# Problem description:
Filter the lines below, copying only those with the string "Prüfstelle".

# Recorded data:
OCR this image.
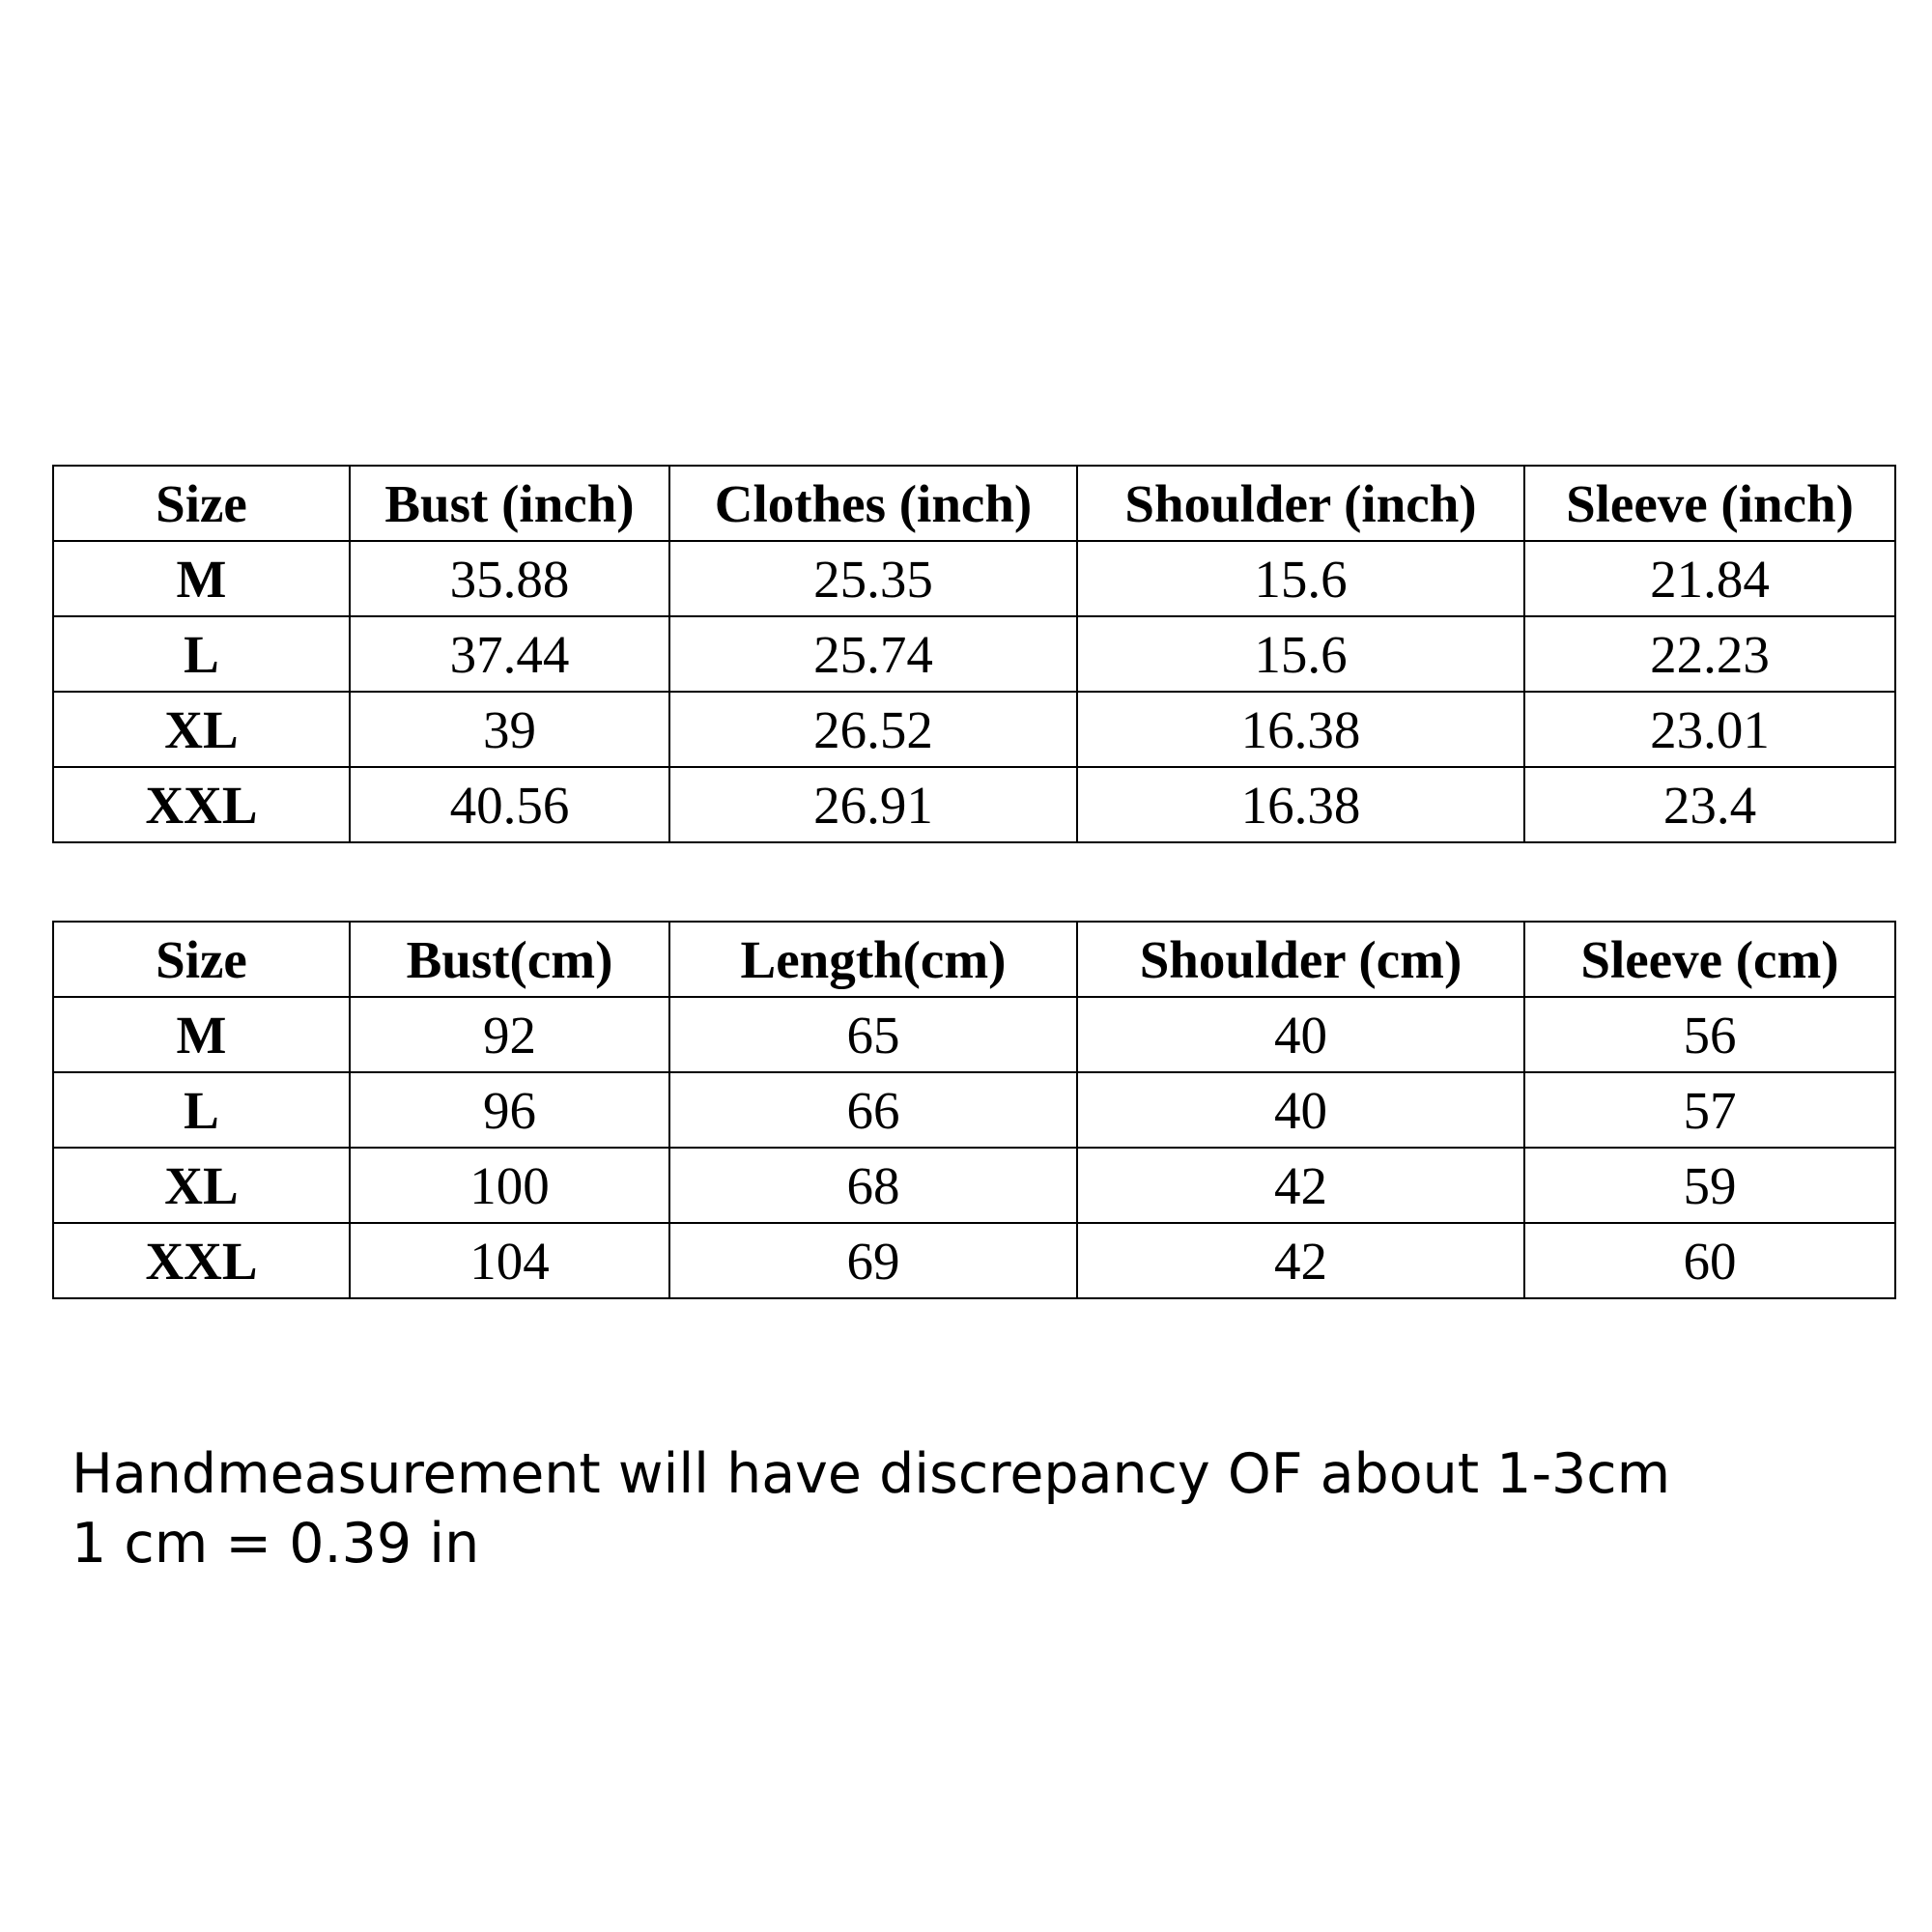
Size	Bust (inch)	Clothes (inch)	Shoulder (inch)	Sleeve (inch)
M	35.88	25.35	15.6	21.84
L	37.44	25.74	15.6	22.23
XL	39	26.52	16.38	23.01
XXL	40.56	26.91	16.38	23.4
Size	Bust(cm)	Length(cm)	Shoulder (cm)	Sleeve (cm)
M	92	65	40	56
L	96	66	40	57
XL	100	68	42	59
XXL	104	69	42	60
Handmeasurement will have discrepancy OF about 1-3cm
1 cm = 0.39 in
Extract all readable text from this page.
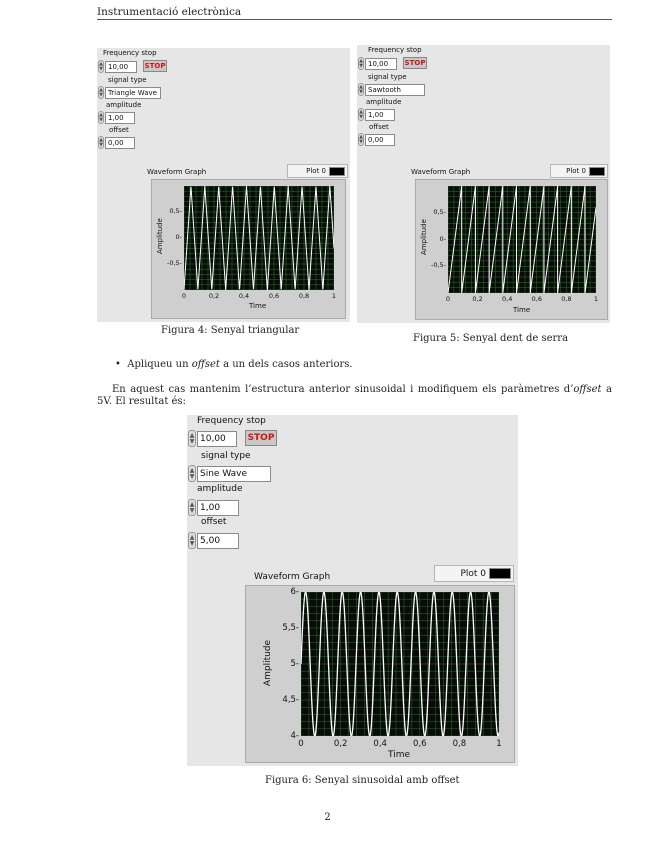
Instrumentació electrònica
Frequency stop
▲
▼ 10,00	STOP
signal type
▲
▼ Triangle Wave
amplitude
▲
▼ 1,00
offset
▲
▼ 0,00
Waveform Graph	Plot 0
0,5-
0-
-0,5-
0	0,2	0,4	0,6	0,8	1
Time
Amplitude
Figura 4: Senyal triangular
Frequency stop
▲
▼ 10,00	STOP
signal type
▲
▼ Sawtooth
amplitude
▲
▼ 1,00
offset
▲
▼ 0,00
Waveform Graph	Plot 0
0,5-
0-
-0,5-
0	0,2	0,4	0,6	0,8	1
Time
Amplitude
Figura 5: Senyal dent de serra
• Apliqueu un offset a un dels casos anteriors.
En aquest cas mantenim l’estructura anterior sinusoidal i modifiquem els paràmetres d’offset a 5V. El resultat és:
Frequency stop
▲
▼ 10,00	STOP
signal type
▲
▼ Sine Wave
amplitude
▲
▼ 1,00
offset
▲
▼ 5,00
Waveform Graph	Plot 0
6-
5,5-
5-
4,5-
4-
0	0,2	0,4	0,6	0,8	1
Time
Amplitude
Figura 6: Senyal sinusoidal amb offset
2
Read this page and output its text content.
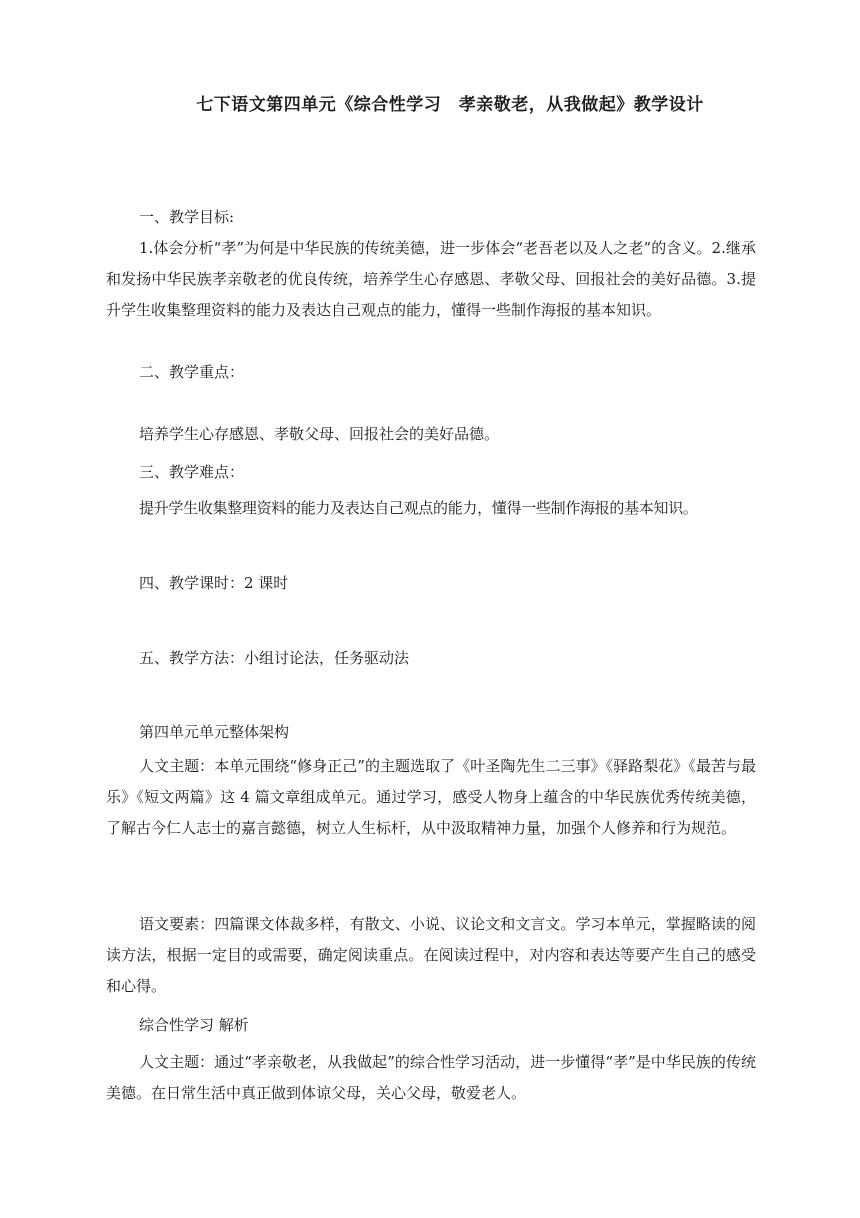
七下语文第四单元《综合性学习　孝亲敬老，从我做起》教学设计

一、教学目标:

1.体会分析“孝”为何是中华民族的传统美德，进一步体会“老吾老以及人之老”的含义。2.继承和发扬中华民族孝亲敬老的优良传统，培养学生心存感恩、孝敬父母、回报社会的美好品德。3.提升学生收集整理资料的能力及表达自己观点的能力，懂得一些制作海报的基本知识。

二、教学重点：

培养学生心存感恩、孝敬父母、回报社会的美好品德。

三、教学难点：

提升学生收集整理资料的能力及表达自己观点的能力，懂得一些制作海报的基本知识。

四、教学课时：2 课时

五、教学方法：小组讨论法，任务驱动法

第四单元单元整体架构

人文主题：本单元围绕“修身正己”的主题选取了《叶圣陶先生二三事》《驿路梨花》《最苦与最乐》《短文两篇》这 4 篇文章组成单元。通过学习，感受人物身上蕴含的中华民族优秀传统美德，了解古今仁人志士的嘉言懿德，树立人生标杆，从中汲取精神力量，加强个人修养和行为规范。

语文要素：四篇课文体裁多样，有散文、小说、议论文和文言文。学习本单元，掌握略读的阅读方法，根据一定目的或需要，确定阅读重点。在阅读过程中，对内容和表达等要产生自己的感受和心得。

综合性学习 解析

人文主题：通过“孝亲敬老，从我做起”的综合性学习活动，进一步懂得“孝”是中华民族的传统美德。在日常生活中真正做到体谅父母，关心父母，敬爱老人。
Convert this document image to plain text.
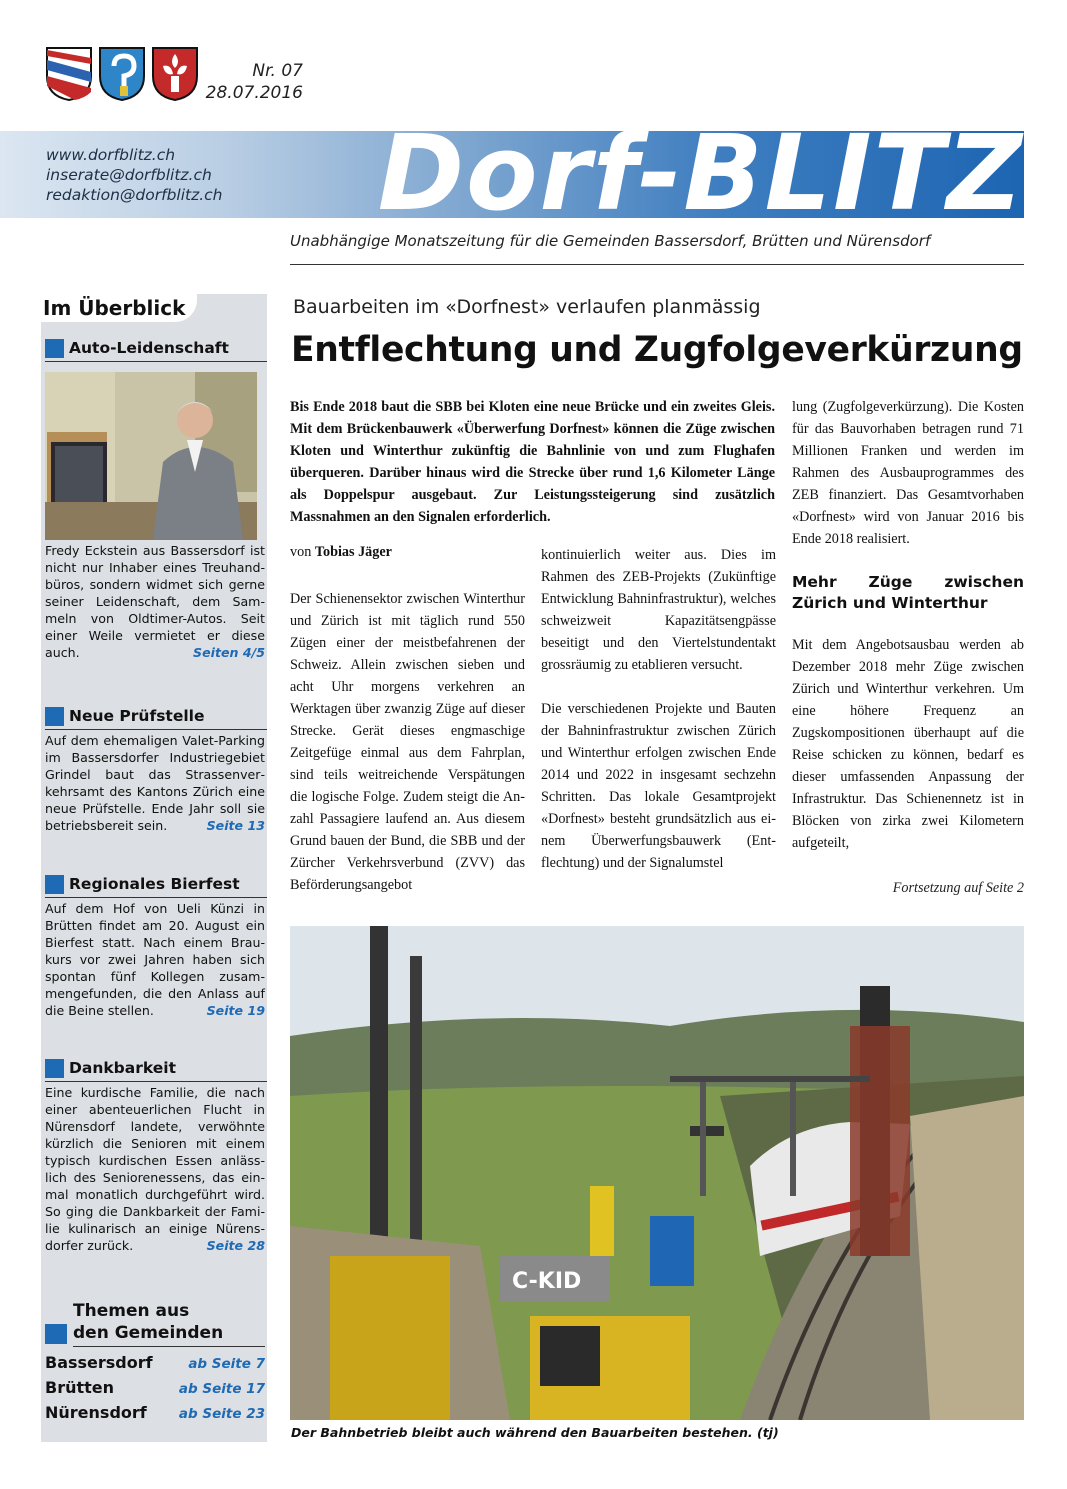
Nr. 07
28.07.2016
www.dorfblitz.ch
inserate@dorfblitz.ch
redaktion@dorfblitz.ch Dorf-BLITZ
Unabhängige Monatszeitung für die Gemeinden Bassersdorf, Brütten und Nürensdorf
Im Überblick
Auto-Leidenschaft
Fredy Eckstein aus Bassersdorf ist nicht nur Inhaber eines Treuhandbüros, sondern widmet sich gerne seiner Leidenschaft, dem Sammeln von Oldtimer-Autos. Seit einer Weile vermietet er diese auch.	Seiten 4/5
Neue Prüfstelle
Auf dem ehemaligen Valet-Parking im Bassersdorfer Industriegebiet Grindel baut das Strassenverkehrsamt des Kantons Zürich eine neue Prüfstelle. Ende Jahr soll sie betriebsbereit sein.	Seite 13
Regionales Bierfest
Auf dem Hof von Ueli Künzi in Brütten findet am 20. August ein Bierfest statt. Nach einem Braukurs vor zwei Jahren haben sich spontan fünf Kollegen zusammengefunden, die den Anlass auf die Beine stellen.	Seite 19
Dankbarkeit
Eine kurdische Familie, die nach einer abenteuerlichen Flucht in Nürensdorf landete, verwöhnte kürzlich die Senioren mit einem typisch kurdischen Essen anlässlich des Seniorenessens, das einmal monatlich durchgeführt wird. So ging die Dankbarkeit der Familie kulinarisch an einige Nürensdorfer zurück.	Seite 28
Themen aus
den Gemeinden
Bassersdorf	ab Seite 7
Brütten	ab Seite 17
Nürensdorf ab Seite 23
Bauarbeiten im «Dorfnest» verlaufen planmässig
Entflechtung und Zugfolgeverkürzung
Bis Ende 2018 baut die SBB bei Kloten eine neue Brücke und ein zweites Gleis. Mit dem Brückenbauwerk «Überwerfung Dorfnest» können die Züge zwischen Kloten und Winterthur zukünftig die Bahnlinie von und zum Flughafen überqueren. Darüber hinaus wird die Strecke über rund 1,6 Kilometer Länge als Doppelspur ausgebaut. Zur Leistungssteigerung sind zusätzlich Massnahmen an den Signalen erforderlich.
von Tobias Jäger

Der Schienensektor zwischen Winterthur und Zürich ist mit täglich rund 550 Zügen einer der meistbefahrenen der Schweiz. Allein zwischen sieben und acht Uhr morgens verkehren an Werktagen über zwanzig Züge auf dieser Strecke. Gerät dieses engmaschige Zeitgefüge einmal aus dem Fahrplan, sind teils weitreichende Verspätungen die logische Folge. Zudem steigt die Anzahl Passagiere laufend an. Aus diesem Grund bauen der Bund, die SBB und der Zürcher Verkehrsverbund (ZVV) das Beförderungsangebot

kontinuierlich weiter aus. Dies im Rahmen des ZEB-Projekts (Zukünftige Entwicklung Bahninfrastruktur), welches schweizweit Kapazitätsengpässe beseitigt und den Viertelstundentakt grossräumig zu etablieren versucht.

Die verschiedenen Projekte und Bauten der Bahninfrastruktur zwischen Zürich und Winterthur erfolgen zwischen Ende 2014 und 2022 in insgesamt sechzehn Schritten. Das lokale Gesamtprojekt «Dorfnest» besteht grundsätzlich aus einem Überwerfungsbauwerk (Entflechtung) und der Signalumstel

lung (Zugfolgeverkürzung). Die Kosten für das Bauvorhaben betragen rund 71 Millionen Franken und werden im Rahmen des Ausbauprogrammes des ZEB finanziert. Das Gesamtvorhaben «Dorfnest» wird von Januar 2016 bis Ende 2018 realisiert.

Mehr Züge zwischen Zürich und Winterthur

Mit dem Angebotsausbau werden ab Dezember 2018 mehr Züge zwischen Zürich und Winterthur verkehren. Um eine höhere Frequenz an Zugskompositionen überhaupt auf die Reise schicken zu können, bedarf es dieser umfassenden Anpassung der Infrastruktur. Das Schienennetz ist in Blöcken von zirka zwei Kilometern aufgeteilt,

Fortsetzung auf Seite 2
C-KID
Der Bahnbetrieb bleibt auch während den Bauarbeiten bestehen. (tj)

# Correct answer:
Neue Prüfstelle
Auf dem ehemaligen Valet-Parking im Bassersdorfer Industriegebiet Grindel baut das Strassenverkehrsamt des Kantons Zürich eine neue Prüfstelle. Ende Jahr soll sie betriebsbereit sein.	Seite 13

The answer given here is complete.